§ Instruction
Note each line where "icon" appears, and copy it.

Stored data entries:
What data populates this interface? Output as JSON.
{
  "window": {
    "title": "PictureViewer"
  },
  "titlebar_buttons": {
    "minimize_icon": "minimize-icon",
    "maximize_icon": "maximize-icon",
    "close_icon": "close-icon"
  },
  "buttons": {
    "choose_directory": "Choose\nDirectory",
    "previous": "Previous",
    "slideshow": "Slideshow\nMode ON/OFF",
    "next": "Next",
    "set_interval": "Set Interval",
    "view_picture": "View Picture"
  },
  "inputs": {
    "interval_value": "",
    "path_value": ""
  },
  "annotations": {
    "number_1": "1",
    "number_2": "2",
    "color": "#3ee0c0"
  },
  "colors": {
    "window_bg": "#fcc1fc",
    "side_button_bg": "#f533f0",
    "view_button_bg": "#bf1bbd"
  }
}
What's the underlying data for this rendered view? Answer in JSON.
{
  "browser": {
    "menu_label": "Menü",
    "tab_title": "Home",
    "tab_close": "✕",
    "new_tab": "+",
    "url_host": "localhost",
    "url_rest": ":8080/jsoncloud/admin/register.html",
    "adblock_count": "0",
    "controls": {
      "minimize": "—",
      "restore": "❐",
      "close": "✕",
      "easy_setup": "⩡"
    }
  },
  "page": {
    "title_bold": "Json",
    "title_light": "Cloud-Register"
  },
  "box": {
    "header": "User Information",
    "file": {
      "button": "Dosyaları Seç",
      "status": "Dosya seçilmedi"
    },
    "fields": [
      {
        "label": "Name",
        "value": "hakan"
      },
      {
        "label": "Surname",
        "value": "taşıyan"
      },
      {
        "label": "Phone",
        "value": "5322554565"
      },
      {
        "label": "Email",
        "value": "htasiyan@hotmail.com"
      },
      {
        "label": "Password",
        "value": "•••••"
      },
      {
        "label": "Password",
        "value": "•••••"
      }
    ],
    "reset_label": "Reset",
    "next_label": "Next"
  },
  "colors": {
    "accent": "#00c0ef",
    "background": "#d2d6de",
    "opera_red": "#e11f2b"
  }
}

§ Answer to the task
    "minimize_icon": "minimize-icon",
    "maximize_icon": "maximize-icon",
    "close_icon": "close-icon"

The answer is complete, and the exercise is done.